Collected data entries
-- start --

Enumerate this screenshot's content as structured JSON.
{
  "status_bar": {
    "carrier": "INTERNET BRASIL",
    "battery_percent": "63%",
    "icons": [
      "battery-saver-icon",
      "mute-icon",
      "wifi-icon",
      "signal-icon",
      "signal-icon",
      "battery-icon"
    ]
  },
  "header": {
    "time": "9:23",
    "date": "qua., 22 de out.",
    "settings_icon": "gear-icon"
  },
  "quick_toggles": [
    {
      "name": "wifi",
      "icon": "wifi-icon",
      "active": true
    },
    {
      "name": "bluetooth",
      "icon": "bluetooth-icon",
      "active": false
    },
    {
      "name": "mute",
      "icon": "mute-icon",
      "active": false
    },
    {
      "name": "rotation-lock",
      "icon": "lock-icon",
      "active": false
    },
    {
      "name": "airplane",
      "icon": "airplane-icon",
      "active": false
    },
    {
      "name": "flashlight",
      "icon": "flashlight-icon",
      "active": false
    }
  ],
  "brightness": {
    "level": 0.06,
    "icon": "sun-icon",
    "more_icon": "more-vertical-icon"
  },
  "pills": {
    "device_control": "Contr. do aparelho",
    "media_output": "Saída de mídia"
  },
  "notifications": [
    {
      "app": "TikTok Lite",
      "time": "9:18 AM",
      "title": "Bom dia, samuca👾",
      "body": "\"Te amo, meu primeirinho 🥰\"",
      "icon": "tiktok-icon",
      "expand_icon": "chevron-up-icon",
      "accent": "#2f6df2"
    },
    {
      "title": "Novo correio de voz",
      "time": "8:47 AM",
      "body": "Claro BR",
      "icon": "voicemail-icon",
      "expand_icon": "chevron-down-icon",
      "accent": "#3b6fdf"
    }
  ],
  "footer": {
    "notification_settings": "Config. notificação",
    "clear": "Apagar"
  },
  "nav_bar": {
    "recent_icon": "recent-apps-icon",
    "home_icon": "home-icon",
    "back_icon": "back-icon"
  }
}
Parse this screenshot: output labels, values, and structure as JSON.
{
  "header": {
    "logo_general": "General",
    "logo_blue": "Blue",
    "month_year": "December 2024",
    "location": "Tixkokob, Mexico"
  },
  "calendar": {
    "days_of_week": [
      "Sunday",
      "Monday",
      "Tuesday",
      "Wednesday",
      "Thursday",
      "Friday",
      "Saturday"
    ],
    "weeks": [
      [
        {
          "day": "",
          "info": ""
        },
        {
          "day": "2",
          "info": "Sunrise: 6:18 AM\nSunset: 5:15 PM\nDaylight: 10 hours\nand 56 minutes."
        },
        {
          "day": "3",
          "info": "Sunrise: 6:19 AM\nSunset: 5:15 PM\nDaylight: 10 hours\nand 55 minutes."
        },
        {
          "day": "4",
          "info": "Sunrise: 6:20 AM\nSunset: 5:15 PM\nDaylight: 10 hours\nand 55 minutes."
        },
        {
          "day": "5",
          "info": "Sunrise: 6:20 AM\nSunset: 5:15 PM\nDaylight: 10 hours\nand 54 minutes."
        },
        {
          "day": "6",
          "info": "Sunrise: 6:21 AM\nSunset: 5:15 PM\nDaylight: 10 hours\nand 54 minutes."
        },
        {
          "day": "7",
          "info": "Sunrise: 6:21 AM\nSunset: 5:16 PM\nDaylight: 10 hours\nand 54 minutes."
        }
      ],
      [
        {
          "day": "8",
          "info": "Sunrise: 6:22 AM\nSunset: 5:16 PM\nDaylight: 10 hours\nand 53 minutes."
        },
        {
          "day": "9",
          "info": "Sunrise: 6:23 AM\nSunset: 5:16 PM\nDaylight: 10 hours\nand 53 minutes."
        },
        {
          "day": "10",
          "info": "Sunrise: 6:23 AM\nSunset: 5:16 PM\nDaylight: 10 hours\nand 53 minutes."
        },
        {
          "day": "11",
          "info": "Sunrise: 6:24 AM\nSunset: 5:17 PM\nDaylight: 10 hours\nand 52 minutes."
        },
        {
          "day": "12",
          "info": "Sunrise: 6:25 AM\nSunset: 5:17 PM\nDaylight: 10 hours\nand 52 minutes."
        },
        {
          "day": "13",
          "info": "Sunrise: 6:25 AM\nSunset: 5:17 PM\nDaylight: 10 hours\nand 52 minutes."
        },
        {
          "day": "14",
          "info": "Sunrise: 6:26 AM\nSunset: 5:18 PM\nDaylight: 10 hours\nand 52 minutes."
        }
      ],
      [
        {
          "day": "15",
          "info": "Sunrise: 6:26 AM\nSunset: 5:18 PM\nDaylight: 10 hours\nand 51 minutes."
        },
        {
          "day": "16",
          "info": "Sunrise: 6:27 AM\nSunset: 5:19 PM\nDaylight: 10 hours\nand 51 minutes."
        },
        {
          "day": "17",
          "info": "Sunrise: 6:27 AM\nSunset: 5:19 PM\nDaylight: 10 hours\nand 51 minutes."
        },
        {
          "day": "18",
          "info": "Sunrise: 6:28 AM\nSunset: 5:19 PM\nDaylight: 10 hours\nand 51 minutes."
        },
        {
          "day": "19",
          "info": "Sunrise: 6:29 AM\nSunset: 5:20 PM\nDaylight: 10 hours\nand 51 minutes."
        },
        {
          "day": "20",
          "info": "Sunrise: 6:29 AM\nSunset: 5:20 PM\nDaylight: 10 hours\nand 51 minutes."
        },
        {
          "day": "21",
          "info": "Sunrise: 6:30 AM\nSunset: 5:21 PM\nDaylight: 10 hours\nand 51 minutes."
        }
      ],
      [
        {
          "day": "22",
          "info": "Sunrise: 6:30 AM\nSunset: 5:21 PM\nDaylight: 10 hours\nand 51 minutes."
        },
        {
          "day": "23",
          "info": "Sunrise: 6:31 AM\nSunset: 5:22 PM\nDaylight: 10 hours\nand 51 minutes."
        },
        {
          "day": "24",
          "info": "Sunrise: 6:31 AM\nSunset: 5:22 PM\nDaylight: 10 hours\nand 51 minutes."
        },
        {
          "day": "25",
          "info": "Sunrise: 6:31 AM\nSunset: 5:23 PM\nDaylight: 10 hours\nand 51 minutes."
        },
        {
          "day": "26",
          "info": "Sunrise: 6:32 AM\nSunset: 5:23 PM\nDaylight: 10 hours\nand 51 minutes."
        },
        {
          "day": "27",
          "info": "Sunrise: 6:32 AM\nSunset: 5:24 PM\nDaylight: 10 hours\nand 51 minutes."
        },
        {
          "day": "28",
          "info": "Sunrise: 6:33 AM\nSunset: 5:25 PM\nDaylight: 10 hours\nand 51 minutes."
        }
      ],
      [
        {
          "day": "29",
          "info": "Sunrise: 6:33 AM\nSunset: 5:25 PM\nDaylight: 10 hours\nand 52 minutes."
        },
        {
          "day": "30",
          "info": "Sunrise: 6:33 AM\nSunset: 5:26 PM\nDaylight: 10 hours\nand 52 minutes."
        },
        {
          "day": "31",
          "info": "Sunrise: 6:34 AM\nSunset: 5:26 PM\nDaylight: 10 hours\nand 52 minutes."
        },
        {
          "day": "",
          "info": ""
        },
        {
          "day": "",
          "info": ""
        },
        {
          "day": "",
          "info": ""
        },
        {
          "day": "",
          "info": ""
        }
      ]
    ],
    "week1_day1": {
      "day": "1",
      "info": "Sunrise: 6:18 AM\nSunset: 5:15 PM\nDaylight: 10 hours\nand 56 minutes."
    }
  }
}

-- end --

▶ [WORK TO DO] From the records above, extract each line exactly as shown.

▶ [TASK SOLUTION]
Enumerate this screenshot's content as structured JSON.
{
  "status_bar": {
    "carrier": "INTERNET BRASIL",
    "battery_percent": "63%",
    "icons": [
      "battery-saver-icon",
      "mute-icon",
      "wifi-icon",
      "signal-icon",
      "signal-icon",
      "battery-icon"
    ]
  },
  "header": {
    "time": "9:23",
    "date": "qua., 22 de out.",
    "settings_icon": "gear-icon"
  },
  "quick_toggles": [
    {
      "name": "wifi",
      "icon": "wifi-icon",
      "active": true
    },
    {
      "name": "bluetooth",
      "icon": "bluetooth-icon",
      "active": false
    },
    {
      "name": "mute",
      "icon": "mute-icon",
      "active": false
    },
    {
      "name": "rotation-lock",
      "icon": "lock-icon",
      "active": false
    },
    {
      "name": "airplane",
      "icon": "airplane-icon",
      "active": false
    },
    {
      "name": "flashlight",
      "icon": "flashlight-icon",
      "active": false
    }
  ],
  "brightness": {
    "level": 0.06,
    "icon": "sun-icon",
    "more_icon": "more-vertical-icon"
  },
  "pills": {
    "device_control": "Contr. do aparelho",
    "media_output": "Saída de mídia"
  },
  "notifications": [
    {
      "app": "TikTok Lite",
      "time": "9:18 AM",
      "title": "Bom dia, samuca👾",
      "body": "\"Te amo, meu primeirinho 🥰\"",
      "icon": "tiktok-icon",
      "expand_icon": "chevron-up-icon",
      "accent": "#2f6df2"
    },
    {
      "title": "Novo correio de voz",
      "time": "8:47 AM",
      "body": "Claro BR",
      "icon": "voicemail-icon",
      "expand_icon": "chevron-down-icon",
      "accent": "#3b6fdf"
    }
  ],
  "footer": {
    "notification_settings": "Config. notificação",
    "clear": "Apagar"
  },
  "nav_bar": {
    "recent_icon": "recent-apps-icon",
    "home_icon": "home-icon",
    "back_icon": "back-icon"
  }
}
Parse this screenshot: output labels, values, and structure as JSON.
{
  "header": {
    "logo_general": "General",
    "logo_blue": "Blue",
    "month_year": "December 2024",
    "location": "Tixkokob, Mexico"
  },
  "calendar": {
    "days_of_week": [
      "Sunday",
      "Monday",
      "Tuesday",
      "Wednesday",
      "Thursday",
      "Friday",
      "Saturday"
    ],
    "weeks": [
      [
        {
          "day": "",
          "info": ""
        },
        {
          "day": "2",
          "info": "Sunrise: 6:18 AM\nSunset: 5:15 PM\nDaylight: 10 hours\nand 56 minutes."
        },
        {
          "day": "3",
          "info": "Sunrise: 6:19 AM\nSunset: 5:15 PM\nDaylight: 10 hours\nand 55 minutes."
        },
        {
          "day": "4",
          "info": "Sunrise: 6:20 AM\nSunset: 5:15 PM\nDaylight: 10 hours\nand 55 minutes."
        },
        {
          "day": "5",
          "info": "Sunrise: 6:20 AM\nSunset: 5:15 PM\nDaylight: 10 hours\nand 54 minutes."
        },
        {
          "day": "6",
          "info": "Sunrise: 6:21 AM\nSunset: 5:15 PM\nDaylight: 10 hours\nand 54 minutes."
        },
        {
          "day": "7",
          "info": "Sunrise: 6:21 AM\nSunset: 5:16 PM\nDaylight: 10 hours\nand 54 minutes."
        }
      ],
      [
        {
          "day": "8",
          "info": "Sunrise: 6:22 AM\nSunset: 5:16 PM\nDaylight: 10 hours\nand 53 minutes."
        },
        {
          "day": "9",
          "info": "Sunrise: 6:23 AM\nSunset: 5:16 PM\nDaylight: 10 hours\nand 53 minutes."
        },
        {
          "day": "10",
          "info": "Sunrise: 6:23 AM\nSunset: 5:16 PM\nDaylight: 10 hours\nand 53 minutes."
        },
        {
          "day": "11",
          "info": "Sunrise: 6:24 AM\nSunset: 5:17 PM\nDaylight: 10 hours\nand 52 minutes."
        },
        {
          "day": "12",
          "info": "Sunrise: 6:25 AM\nSunset: 5:17 PM\nDaylight: 10 hours\nand 52 minutes."
        },
        {
          "day": "13",
          "info": "Sunrise: 6:25 AM\nSunset: 5:17 PM\nDaylight: 10 hours\nand 52 minutes."
        },
        {
          "day": "14",
          "info": "Sunrise: 6:26 AM\nSunset: 5:18 PM\nDaylight: 10 hours\nand 52 minutes."
        }
      ],
      [
        {
          "day": "15",
          "info": "Sunrise: 6:26 AM\nSunset: 5:18 PM\nDaylight: 10 hours\nand 51 minutes."
        },
        {
          "day": "16",
          "info": "Sunrise: 6:27 AM\nSunset: 5:19 PM\nDaylight: 10 hours\nand 51 minutes."
        },
        {
          "day": "17",
          "info": "Sunrise: 6:27 AM\nSunset: 5:19 PM\nDaylight: 10 hours\nand 51 minutes."
        },
        {
          "day": "18",
          "info": "Sunrise: 6:28 AM\nSunset: 5:19 PM\nDaylight: 10 hours\nand 51 minutes."
        },
        {
          "day": "19",
          "info": "Sunrise: 6:29 AM\nSunset: 5:20 PM\nDaylight: 10 hours\nand 51 minutes."
        },
        {
          "day": "20",
          "info": "Sunrise: 6:29 AM\nSunset: 5:20 PM\nDaylight: 10 hours\nand 51 minutes."
        },
        {
          "day": "21",
          "info": "Sunrise: 6:30 AM\nSunset: 5:21 PM\nDaylight: 10 hours\nand 51 minutes."
        }
      ],
      [
        {
          "day": "22",
          "info": "Sunrise: 6:30 AM\nSunset: 5:21 PM\nDaylight: 10 hours\nand 51 minutes."
        },
        {
          "day": "23",
          "info": "Sunrise: 6:31 AM\nSunset: 5:22 PM\nDaylight: 10 hours\nand 51 minutes."
        },
        {
          "day": "24",
          "info": "Sunrise: 6:31 AM\nSunset: 5:22 PM\nDaylight: 10 hours\nand 51 minutes."
        },
        {
          "day": "25",
          "info": "Sunrise: 6:31 AM\nSunset: 5:23 PM\nDaylight: 10 hours\nand 51 minutes."
        },
        {
          "day": "26",
          "info": "Sunrise: 6:32 AM\nSunset: 5:23 PM\nDaylight: 10 hours\nand 51 minutes."
        },
        {
          "day": "27",
          "info": "Sunrise: 6:32 AM\nSunset: 5:24 PM\nDaylight: 10 hours\nand 51 minutes."
        },
        {
          "day": "28",
          "info": "Sunrise: 6:33 AM\nSunset: 5:25 PM\nDaylight: 10 hours\nand 51 minutes."
        }
      ],
      [
        {
          "day": "29",
          "info": "Sunrise: 6:33 AM\nSunset: 5:25 PM\nDaylight: 10 hours\nand 52 minutes."
        },
        {
          "day": "30",
          "info": "Sunrise: 6:33 AM\nSunset: 5:26 PM\nDaylight: 10 hours\nand 52 minutes."
        },
        {
          "day": "31",
          "info": "Sunrise: 6:34 AM\nSunset: 5:26 PM\nDaylight: 10 hours\nand 52 minutes."
        },
        {
          "day": "",
          "info": ""
        },
        {
          "day": "",
          "info": ""
        },
        {
          "day": "",
          "info": ""
        },
        {
          "day": "",
          "info": ""
        }
      ]
    ],
    "week1_day1": {
      "day": "1",
      "info": "Sunrise: 6:18 AM\nSunset: 5:15 PM\nDaylight: 10 hours\nand 56 minutes."
    }
  }
}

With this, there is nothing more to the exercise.